**Quoted passage:**

2. Your firm failed to perform operations within specifically defined areas of adequate size and to have separate or defined areas or such other control systems necessary to prevent contamination or mix-ups in aseptic processing areas (21 CFR 211.42(c)(10)).
Environmental and Personnel Monitoring
Your environmental monitoring program is deficient. Your procedures allowed personnel performing aseptic interventions in the ISO 5 cabinet to have one colony-forming unit (CFU) on their gloves on a repeated basis without triggering an appropriate response. Your action limit for this location was two CFUs, and you had no alert limit. You lacked scientific justification for your limit and the associated procedure.
In addition, personnel were observed sanitizing their hands with isopropyl alcohol prior to personnel monitoring. Sanitizing gloved hands just before sampling is unacceptable because it can prevent microbial recovery and it undermines the reliability of personnel monitoring data.
Your response is inadequate. While you commit to evaluate your environmental monitoring program, your target completion date is December 31, 2019. You commit to tighten the glove limit for personnel monitoring, but only after “critical” interventions in the ISO 5 areas. Growth observed on glove samples taken from personnel performing any activities within the ISO 5 area should trigger an alert or action condition that, at a minimum, should lead to trending and may indicate the need for further investigation. Notably, your SOP identifies numerous interventions, defined as major and minor, which require extensive activities within the ISO 5 zone. Any personnel who perform activities within the ISO 5 area should meet your tightened glove limit.
In response to this letter, provide:
- A comprehensive, independent, retrospective review of your personnel and environmental monitoring program. Include a risk assessment of personnel and environmental monitoring data since April 2015. Indicate the changes you will make to your program to ensure it provides meaningful information by robustly detecting and responding to microbial data from your classified areas. Provide an updated timeline for implementation of your program and procedural changes.
- The most recent revision of your “Environmental Site Selection and Justification” document.
Your cleaning program is deficient. While operator entries in sanitization records state that all required sanitization steps were completed in cleanrooms, many steps were actually skipped, and various pieces of equipment were not sanitized.
Your operators did not ensure the mop makes proper contact with the floor. Mops were not wetted frequently to ensure adequate coverage. For example, an operator cleaned the walls surrounding Line AH for several minutes without rewetting the mop.
In your response, you stated that you have performed targeted training on sanitization procedures. Further, you note that your disinfectant efficacy program demonstrates the ability of your agents to reduce bioburden. Your response is inadequate. You are not consistently following your validated procedures.

**Data under study:**
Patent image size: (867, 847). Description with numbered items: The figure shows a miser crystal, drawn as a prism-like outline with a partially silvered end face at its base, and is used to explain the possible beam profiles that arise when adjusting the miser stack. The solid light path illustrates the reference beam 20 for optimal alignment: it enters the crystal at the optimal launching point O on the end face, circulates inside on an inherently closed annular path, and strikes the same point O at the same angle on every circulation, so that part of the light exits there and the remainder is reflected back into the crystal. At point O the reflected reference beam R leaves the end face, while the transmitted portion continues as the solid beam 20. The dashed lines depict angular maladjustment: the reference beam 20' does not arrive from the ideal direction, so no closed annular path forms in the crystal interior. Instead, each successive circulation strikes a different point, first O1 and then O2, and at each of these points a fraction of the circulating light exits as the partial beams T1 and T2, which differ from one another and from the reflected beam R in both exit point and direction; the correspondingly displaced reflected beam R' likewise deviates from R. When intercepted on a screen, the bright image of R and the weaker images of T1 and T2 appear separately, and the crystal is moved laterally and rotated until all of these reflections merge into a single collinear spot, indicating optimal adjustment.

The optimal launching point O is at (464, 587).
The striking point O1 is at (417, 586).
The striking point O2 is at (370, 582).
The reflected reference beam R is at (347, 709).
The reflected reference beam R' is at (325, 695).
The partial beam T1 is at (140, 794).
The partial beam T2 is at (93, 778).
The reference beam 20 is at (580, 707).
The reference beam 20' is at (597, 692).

**Activity list:**
1. Reproduce the warning letter text word for word, everything from "Your operators did" down to "rewetting the mop.".
2. Write the next part of the warning letter on aseptic processing deficiencies, picking up after its final sentence.

**Answers:**
1.
Your operators did not ensure the mop makes proper contact with the floor. Mops were not wetted frequently to ensure adequate coverage. For example, an operator cleaned the walls surrounding Line AH for several minutes without rewetting the mop.

2.
Although you acknowledge that all disinfection activities had not been completed, you have not determined the scope of these poor practices observed at your facility, including identifying employees involved and how long this has been occurring. You did not extend your investigation to determine if complete disinfection activities and proper documentation practices were followed.
In response to this letter, provide:
- The investigations and CAPAs initiated in response to the cleaning and disinfection observations by our investigators. Provide updated cleaning and disinfection forms.
- A comprehensive evaluation of the design, control, maintenance, and oversight of your cleaning and disinfection program.
- An overall management strategy that describes how your executive management will oversee improvements in design and execution of manufacturing operations and ensure ongoing scrutiny to enable sustainable quality assurance.
3. Your firm failed to follow a written testing program designed to assess the stability characteristics of drug products and to use results of such stability testing to determine appropriate storage conditions and expiration dates (21 CFR 211.166(a)).
You cannot ensure the stability of your product, acetylcysteine injection 200 mg/mL, because you have not performed L-Cystine and L-Cysteine impurity testing on stability samples since 2016. At the time of the inspection, you also did not have a validated test method.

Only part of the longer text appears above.